_WRITTEN EXERCISE_. Reproduce all of the records exactly.

_PROVIDED DATA_.
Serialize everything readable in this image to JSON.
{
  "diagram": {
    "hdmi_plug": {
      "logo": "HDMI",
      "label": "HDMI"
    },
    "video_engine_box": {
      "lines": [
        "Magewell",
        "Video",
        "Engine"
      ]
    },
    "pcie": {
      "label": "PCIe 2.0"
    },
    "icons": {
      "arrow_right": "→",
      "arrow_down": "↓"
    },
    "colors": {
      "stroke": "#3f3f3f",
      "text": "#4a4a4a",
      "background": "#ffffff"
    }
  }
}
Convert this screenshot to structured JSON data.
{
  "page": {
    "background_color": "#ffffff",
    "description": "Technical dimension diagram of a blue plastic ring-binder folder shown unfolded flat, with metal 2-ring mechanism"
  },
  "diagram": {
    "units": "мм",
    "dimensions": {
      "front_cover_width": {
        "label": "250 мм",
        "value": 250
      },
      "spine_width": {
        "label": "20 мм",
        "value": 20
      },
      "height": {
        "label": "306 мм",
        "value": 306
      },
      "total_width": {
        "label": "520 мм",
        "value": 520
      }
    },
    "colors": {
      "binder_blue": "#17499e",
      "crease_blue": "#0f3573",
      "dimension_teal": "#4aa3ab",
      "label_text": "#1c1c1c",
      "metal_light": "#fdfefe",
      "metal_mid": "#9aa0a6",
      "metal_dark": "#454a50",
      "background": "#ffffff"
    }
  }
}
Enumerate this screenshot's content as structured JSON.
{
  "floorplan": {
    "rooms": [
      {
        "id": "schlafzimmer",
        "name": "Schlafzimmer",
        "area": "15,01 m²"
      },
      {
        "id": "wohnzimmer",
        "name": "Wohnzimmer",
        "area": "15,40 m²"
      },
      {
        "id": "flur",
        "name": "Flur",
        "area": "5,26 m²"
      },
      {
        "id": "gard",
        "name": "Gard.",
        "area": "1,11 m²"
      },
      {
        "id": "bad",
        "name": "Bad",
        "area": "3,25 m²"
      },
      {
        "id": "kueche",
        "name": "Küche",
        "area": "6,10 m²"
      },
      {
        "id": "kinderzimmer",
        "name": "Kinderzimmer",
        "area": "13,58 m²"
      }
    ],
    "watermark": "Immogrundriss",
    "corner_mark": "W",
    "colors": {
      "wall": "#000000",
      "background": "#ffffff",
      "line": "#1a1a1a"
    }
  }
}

_TASK RESPONSE_.
Serialize everything readable in this image to JSON.
{
  "diagram": {
    "hdmi_plug": {
      "logo": "HDMI",
      "label": "HDMI"
    },
    "video_engine_box": {
      "lines": [
        "Magewell",
        "Video",
        "Engine"
      ]
    },
    "pcie": {
      "label": "PCIe 2.0"
    },
    "icons": {
      "arrow_right": "→",
      "arrow_down": "↓"
    },
    "colors": {
      "stroke": "#3f3f3f",
      "text": "#4a4a4a",
      "background": "#ffffff"
    }
  }
}
Convert this screenshot to structured JSON data.
{
  "page": {
    "background_color": "#ffffff",
    "description": "Technical dimension diagram of a blue plastic ring-binder folder shown unfolded flat, with metal 2-ring mechanism"
  },
  "diagram": {
    "units": "мм",
    "dimensions": {
      "front_cover_width": {
        "label": "250 мм",
        "value": 250
      },
      "spine_width": {
        "label": "20 мм",
        "value": 20
      },
      "height": {
        "label": "306 мм",
        "value": 306
      },
      "total_width": {
        "label": "520 мм",
        "value": 520
      }
    },
    "colors": {
      "binder_blue": "#17499e",
      "crease_blue": "#0f3573",
      "dimension_teal": "#4aa3ab",
      "label_text": "#1c1c1c",
      "metal_light": "#fdfefe",
      "metal_mid": "#9aa0a6",
      "metal_dark": "#454a50",
      "background": "#ffffff"
    }
  }
}
Enumerate this screenshot's content as structured JSON.
{
  "floorplan": {
    "rooms": [
      {
        "id": "schlafzimmer",
        "name": "Schlafzimmer",
        "area": "15,01 m²"
      },
      {
        "id": "wohnzimmer",
        "name": "Wohnzimmer",
        "area": "15,40 m²"
      },
      {
        "id": "flur",
        "name": "Flur",
        "area": "5,26 m²"
      },
      {
        "id": "gard",
        "name": "Gard.",
        "area": "1,11 m²"
      },
      {
        "id": "bad",
        "name": "Bad",
        "area": "3,25 m²"
      },
      {
        "id": "kueche",
        "name": "Küche",
        "area": "6,10 m²"
      },
      {
        "id": "kinderzimmer",
        "name": "Kinderzimmer",
        "area": "13,58 m²"
      }
    ],
    "watermark": "Immogrundriss",
    "corner_mark": "W",
    "colors": {
      "wall": "#000000",
      "background": "#ffffff",
      "line": "#1a1a1a"
    }
  }
}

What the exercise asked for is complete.